SET PROBLEM » How many lines of the records hold the string "name"? Reply with the number alone.

DATASET »
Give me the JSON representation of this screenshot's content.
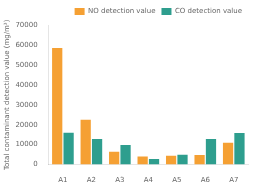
{
  "chart_data": {
    "type": "bar",
    "categories": [
      "A1",
      "A2",
      "A3",
      "A4",
      "A5",
      "A6",
      "A7"
    ],
    "series": [
      {
        "name": "NO detection value",
        "color": "#F5A033",
        "values": [
          58500,
          22500,
          6500,
          4000,
          4500,
          4800,
          11000
        ]
      },
      {
        "name": "CO detection value",
        "color": "#2E9E8E",
        "values": [
          16000,
          12800,
          9800,
          2800,
          5000,
          12800,
          15800
        ]
      }
    ],
    "ylabel": "Total contaminant detection value (mg/m³)",
    "ylim": [
      0,
      70000
    ],
    "yticks": [
      0,
      10000,
      20000,
      30000,
      40000,
      50000,
      60000,
      70000
    ],
    "grid": false,
    "legend": "upper right"
  }
}
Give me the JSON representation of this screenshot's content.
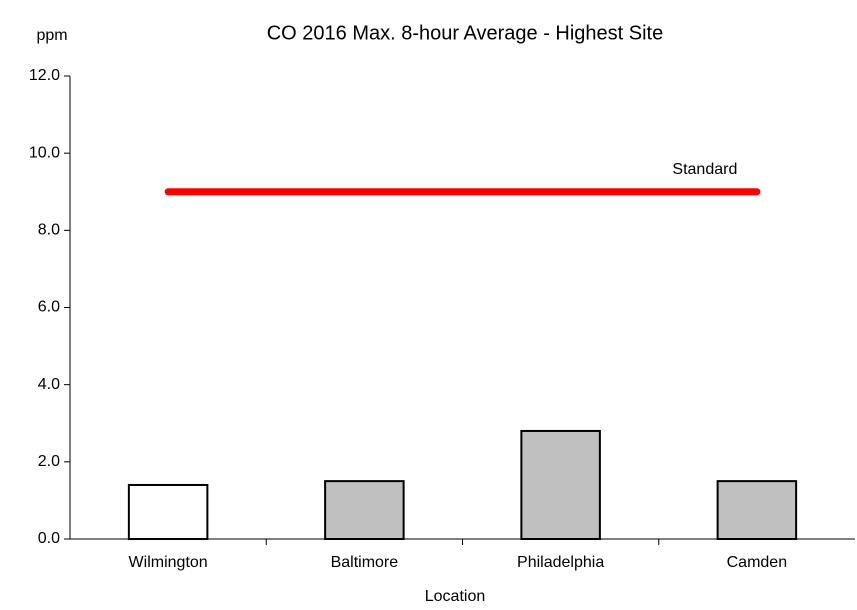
{
  "chart_data": {
    "type": "bar",
    "title": "CO 2016 Max. 8-hour Average - Highest Site",
    "y_label": "ppm",
    "x_label": "Location",
    "categories": [
      "Wilmington",
      "Baltimore",
      "Philadelphia",
      "Camden"
    ],
    "values": [
      1.4,
      1.5,
      2.8,
      1.5
    ],
    "colors": [
      "#ffffff",
      "#c0c0c0",
      "#c0c0c0",
      "#c0c0c0"
    ],
    "ylim": [
      0,
      12
    ],
    "yticks": [
      {
        "value": 0,
        "label": "0.0"
      },
      {
        "value": 2,
        "label": "2.0"
      },
      {
        "value": 4,
        "label": "4.0"
      },
      {
        "value": 6,
        "label": "6.0"
      },
      {
        "value": 8,
        "label": "8.0"
      },
      {
        "value": 10,
        "label": "10.0"
      },
      {
        "value": 12,
        "label": "12.0"
      }
    ],
    "reference_line": {
      "value": 9,
      "label": "Standard",
      "color": "#ff0000"
    }
  }
}
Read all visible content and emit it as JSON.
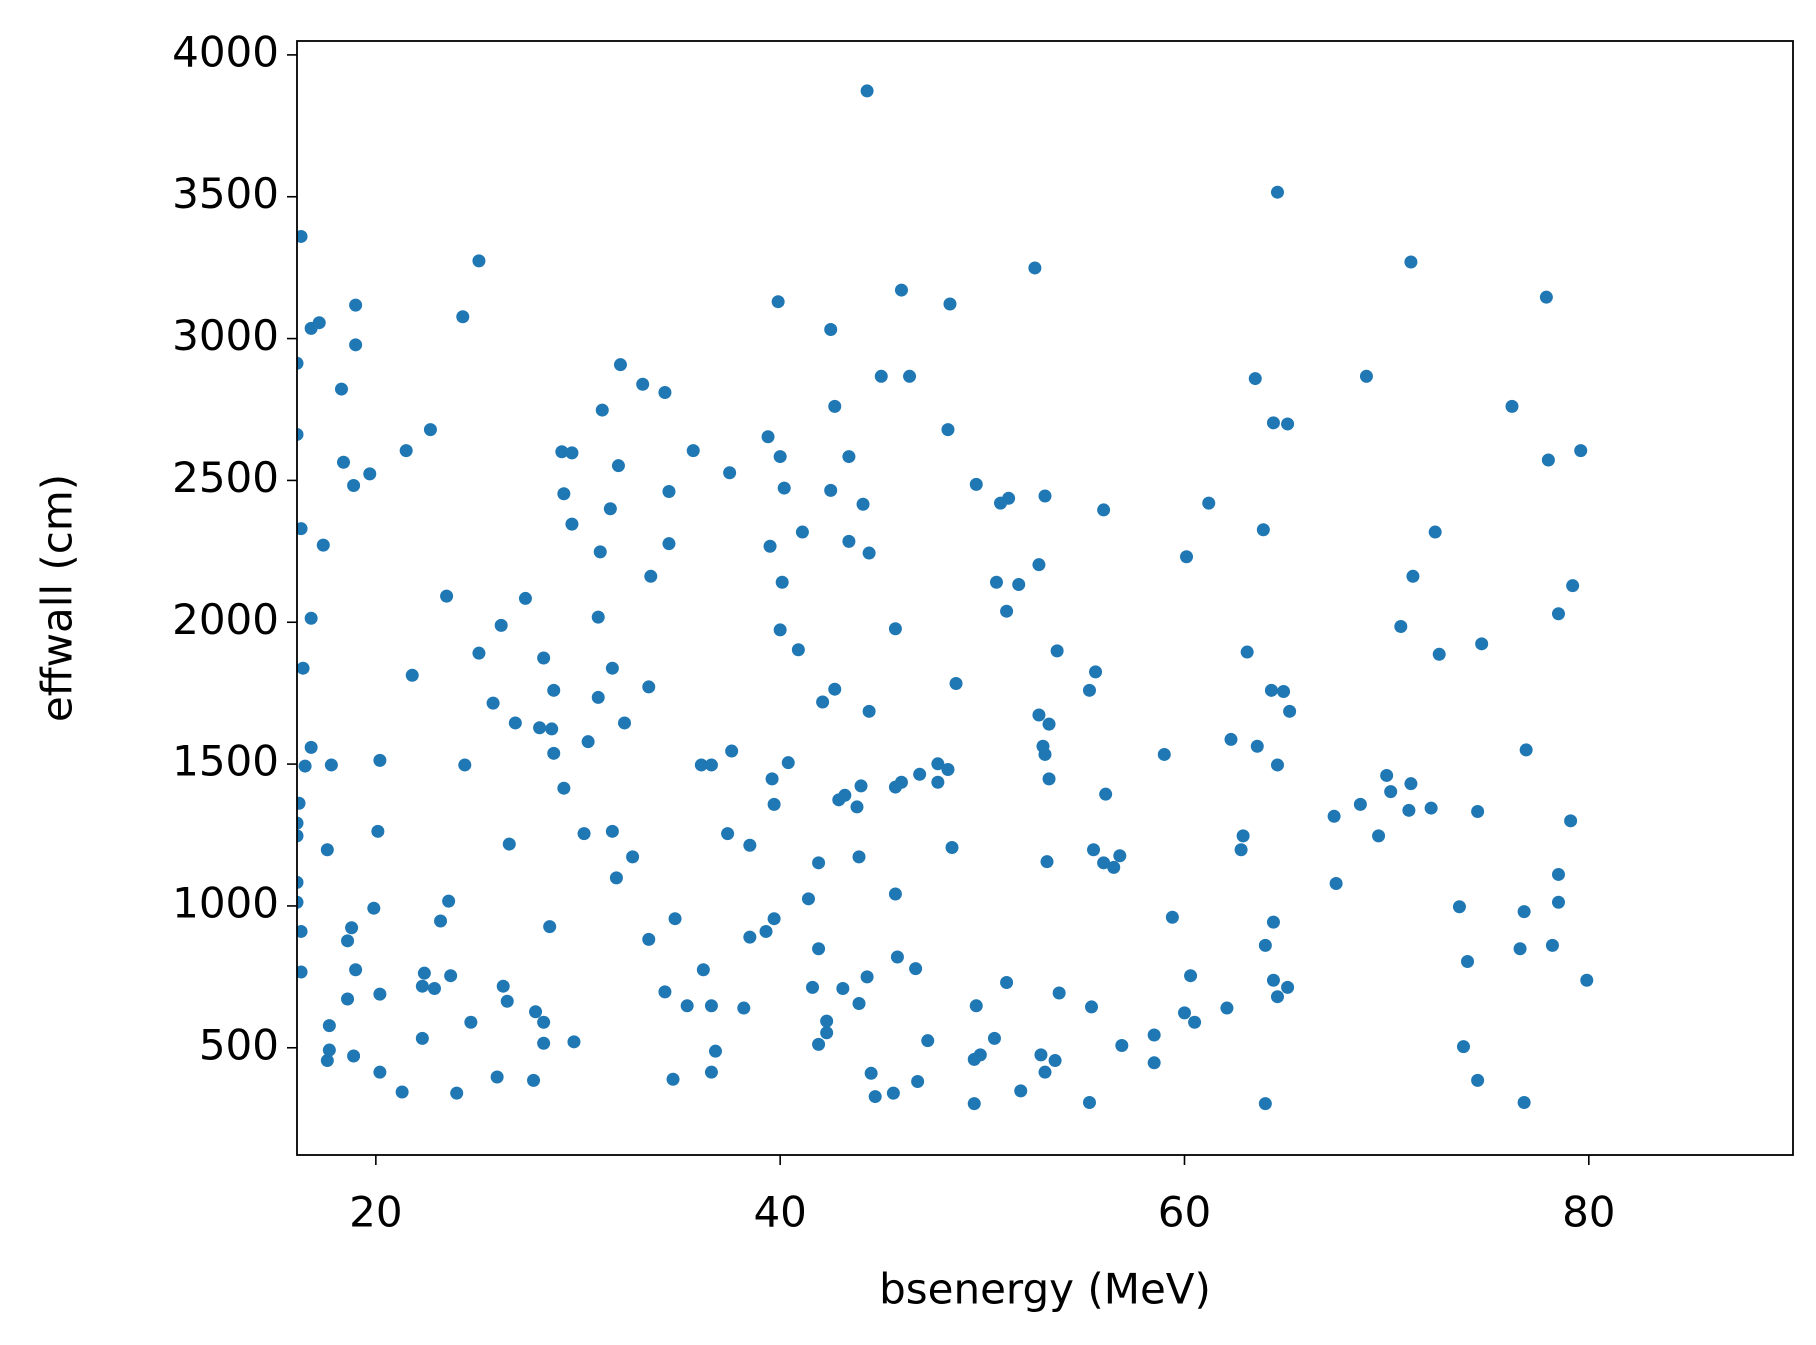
{
  "chart_data": {
    "type": "scatter",
    "x_label": "bsenergy (MeV)",
    "y_label": "effwall (cm)",
    "color": "#1f77b4",
    "xlim": [
      16.1,
      90.1
    ],
    "ylim": [
      122,
      4049
    ],
    "xticks": [
      20,
      40,
      60,
      80
    ],
    "yticks": [
      500,
      1000,
      1500,
      2000,
      2500,
      3000,
      3500,
      4000
    ],
    "grid": false,
    "x": [
      44.3,
      64.6,
      16.3,
      25.1,
      71.2,
      52.6,
      46.0,
      39.9,
      48.4,
      19.0,
      77.9,
      17.2,
      16.8,
      24.3,
      42.5,
      19.0,
      16.1,
      32.1,
      45.0,
      46.4,
      69.0,
      63.5,
      33.2,
      34.3,
      18.3,
      42.7,
      76.2,
      31.2,
      64.4,
      65.1,
      48.3,
      22.7,
      39.4,
      16.1,
      21.5,
      29.2,
      29.7,
      35.7,
      40.0,
      79.6,
      43.4,
      78.0,
      18.4,
      32.0,
      19.7,
      37.5,
      18.9,
      49.7,
      40.2,
      34.5,
      29.3,
      42.5,
      53.1,
      51.3,
      50.9,
      44.1,
      61.2,
      56.0,
      31.6,
      29.7,
      63.9,
      41.1,
      72.4,
      16.3,
      43.4,
      17.4,
      34.5,
      39.5,
      44.4,
      31.1,
      60.1,
      52.8,
      33.6,
      71.3,
      50.7,
      40.1,
      51.8,
      79.2,
      23.5,
      27.4,
      16.8,
      31.0,
      51.2,
      78.5,
      26.2,
      40.0,
      45.7,
      70.7,
      74.7,
      40.9,
      53.7,
      63.1,
      25.1,
      72.6,
      28.3,
      16.4,
      31.7,
      21.8,
      55.6,
      48.7,
      33.5,
      28.8,
      42.7,
      55.3,
      64.3,
      64.9,
      31.0,
      25.8,
      42.1,
      44.4,
      65.2,
      52.8,
      26.9,
      32.3,
      53.3,
      28.1,
      28.7,
      30.5,
      62.3,
      16.8,
      37.6,
      53.0,
      63.6,
      76.9,
      28.8,
      59.0,
      53.1,
      20.2,
      40.4,
      16.5,
      17.8,
      24.4,
      36.1,
      36.6,
      47.8,
      64.6,
      48.3,
      46.9,
      39.6,
      53.3,
      70.0,
      46.0,
      47.8,
      44.0,
      45.7,
      71.2,
      29.3,
      70.2,
      56.1,
      43.2,
      42.9,
      39.7,
      43.8,
      68.7,
      16.2,
      71.1,
      72.2,
      74.5,
      67.4,
      79.1,
      16.1,
      26.6,
      20.1,
      30.3,
      31.7,
      37.4,
      62.9,
      69.6,
      16.1,
      38.5,
      48.5,
      62.8,
      55.5,
      17.6,
      32.7,
      43.9,
      56.8,
      56.0,
      53.2,
      41.9,
      56.5,
      31.9,
      78.5,
      16.1,
      67.5,
      45.7,
      23.6,
      41.4,
      16.1,
      19.9,
      78.5,
      73.6,
      76.8,
      64.4,
      23.2,
      34.8,
      59.4,
      39.7,
      18.8,
      28.6,
      16.3,
      39.3,
      38.5,
      33.5,
      18.6,
      41.9,
      64.0,
      76.6,
      78.2,
      45.8,
      74.0,
      46.7,
      36.2,
      19.0,
      16.3,
      44.3,
      60.3,
      23.7,
      22.4,
      79.9,
      64.4,
      65.1,
      26.3,
      22.3,
      22.9,
      41.6,
      43.1,
      51.2,
      53.8,
      34.3,
      20.2,
      64.6,
      18.6,
      26.5,
      43.9,
      35.4,
      36.6,
      38.2,
      49.7,
      55.4,
      62.1,
      27.9,
      60.0,
      60.5,
      42.3,
      28.3,
      24.7,
      17.7,
      42.3,
      58.5,
      22.3,
      50.6,
      47.3,
      29.8,
      41.9,
      28.3,
      56.9,
      73.8,
      36.8,
      17.7,
      52.9,
      49.9,
      18.9,
      49.6,
      53.6,
      17.6,
      58.5,
      53.1,
      36.6,
      20.2,
      44.5,
      26.0,
      34.7,
      27.8,
      74.5,
      46.8,
      21.3,
      51.9,
      24.0,
      45.6,
      44.7,
      55.3,
      49.6,
      64.0,
      76.8
    ],
    "values": [
      3873,
      3516,
      3360,
      3274,
      3270,
      3249,
      3171,
      3130,
      3122,
      3118,
      3146,
      3056,
      3036,
      3077,
      3032,
      2978,
      2913,
      2908,
      2867,
      2867,
      2867,
      2859,
      2839,
      2810,
      2822,
      2761,
      2761,
      2748,
      2703,
      2699,
      2679,
      2679,
      2654,
      2662,
      2605,
      2601,
      2597,
      2605,
      2584,
      2605,
      2584,
      2572,
      2564,
      2552,
      2523,
      2527,
      2482,
      2486,
      2473,
      2461,
      2453,
      2465,
      2445,
      2437,
      2420,
      2416,
      2420,
      2396,
      2400,
      2346,
      2326,
      2318,
      2318,
      2330,
      2285,
      2272,
      2277,
      2268,
      2244,
      2248,
      2231,
      2203,
      2162,
      2162,
      2141,
      2141,
      2133,
      2129,
      2092,
      2084,
      2014,
      2018,
      2039,
      2030,
      1989,
      1973,
      1977,
      1985,
      1924,
      1903,
      1899,
      1895,
      1891,
      1887,
      1874,
      1838,
      1838,
      1813,
      1825,
      1784,
      1772,
      1760,
      1764,
      1760,
      1760,
      1756,
      1735,
      1715,
      1719,
      1686,
      1686,
      1673,
      1645,
      1645,
      1641,
      1628,
      1624,
      1579,
      1587,
      1559,
      1546,
      1563,
      1563,
      1550,
      1538,
      1534,
      1534,
      1513,
      1505,
      1493,
      1497,
      1497,
      1497,
      1497,
      1501,
      1497,
      1481,
      1464,
      1448,
      1448,
      1460,
      1436,
      1436,
      1423,
      1419,
      1431,
      1415,
      1403,
      1394,
      1390,
      1374,
      1358,
      1349,
      1358,
      1362,
      1337,
      1345,
      1333,
      1316,
      1300,
      1292,
      1218,
      1263,
      1255,
      1263,
      1255,
      1247,
      1247,
      1247,
      1214,
      1206,
      1198,
      1198,
      1198,
      1173,
      1173,
      1177,
      1152,
      1156,
      1152,
      1136,
      1099,
      1111,
      1083,
      1079,
      1042,
      1017,
      1025,
      1013,
      992,
      1013,
      997,
      980,
      943,
      947,
      955,
      960,
      955,
      923,
      927,
      910,
      910,
      890,
      882,
      877,
      849,
      861,
      849,
      861,
      820,
      804,
      779,
      775,
      775,
      767,
      750,
      754,
      754,
      763,
      738,
      738,
      713,
      717,
      717,
      709,
      713,
      709,
      730,
      693,
      697,
      689,
      680,
      672,
      664,
      656,
      648,
      648,
      640,
      648,
      644,
      640,
      627,
      623,
      590,
      594,
      590,
      590,
      578,
      553,
      545,
      533,
      533,
      525,
      521,
      512,
      516,
      508,
      504,
      488,
      492,
      475,
      475,
      471,
      459,
      455,
      455,
      447,
      414,
      414,
      414,
      410,
      397,
      389,
      385,
      385,
      381,
      344,
      348,
      340,
      340,
      328,
      307,
      303,
      303,
      307
    ]
  }
}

RESPONSE TO THE EXERCISE » 2